→ **Prompt**: Check each line of the material below for "months", then copy the ones that contain it.

→ **Material for this task**:
▬▬▬▬▬▬▬▬▬▬
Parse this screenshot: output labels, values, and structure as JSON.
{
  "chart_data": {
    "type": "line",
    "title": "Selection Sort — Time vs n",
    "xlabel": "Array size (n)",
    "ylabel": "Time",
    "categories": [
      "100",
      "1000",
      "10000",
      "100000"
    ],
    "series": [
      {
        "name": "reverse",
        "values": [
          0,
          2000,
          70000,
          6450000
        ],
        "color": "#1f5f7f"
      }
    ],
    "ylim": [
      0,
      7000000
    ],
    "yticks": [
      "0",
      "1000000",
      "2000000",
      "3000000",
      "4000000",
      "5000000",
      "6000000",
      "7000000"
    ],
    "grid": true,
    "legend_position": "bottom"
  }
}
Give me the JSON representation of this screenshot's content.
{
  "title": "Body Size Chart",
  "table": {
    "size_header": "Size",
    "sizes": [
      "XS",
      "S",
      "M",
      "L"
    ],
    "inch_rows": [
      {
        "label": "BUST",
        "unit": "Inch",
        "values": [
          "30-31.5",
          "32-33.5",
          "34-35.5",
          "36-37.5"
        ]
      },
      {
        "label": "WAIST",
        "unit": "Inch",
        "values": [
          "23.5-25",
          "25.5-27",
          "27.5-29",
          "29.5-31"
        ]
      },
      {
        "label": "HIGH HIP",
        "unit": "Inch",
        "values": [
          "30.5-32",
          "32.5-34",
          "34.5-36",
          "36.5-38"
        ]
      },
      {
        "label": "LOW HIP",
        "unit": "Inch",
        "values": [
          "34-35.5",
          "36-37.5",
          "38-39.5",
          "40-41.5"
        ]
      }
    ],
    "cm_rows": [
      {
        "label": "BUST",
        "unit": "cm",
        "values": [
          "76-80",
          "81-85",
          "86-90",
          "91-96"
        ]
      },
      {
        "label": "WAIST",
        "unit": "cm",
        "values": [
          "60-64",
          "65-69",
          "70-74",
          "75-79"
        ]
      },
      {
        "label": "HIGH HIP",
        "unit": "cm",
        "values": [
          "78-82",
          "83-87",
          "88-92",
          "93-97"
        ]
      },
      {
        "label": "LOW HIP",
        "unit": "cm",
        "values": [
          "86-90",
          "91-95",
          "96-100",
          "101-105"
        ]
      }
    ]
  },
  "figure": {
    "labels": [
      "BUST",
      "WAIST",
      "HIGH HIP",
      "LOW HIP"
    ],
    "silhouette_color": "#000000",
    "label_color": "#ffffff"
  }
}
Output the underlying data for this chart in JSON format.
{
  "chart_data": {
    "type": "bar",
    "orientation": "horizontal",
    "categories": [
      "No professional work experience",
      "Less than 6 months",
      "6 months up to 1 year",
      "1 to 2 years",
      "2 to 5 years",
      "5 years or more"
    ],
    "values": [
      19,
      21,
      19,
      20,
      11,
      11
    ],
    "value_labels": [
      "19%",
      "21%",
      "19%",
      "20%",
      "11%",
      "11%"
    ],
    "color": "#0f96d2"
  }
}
▬▬▬▬▬▬▬▬▬▬
→ **Written answer**:
      "Less than 6 months",
      "6 months up to 1 year",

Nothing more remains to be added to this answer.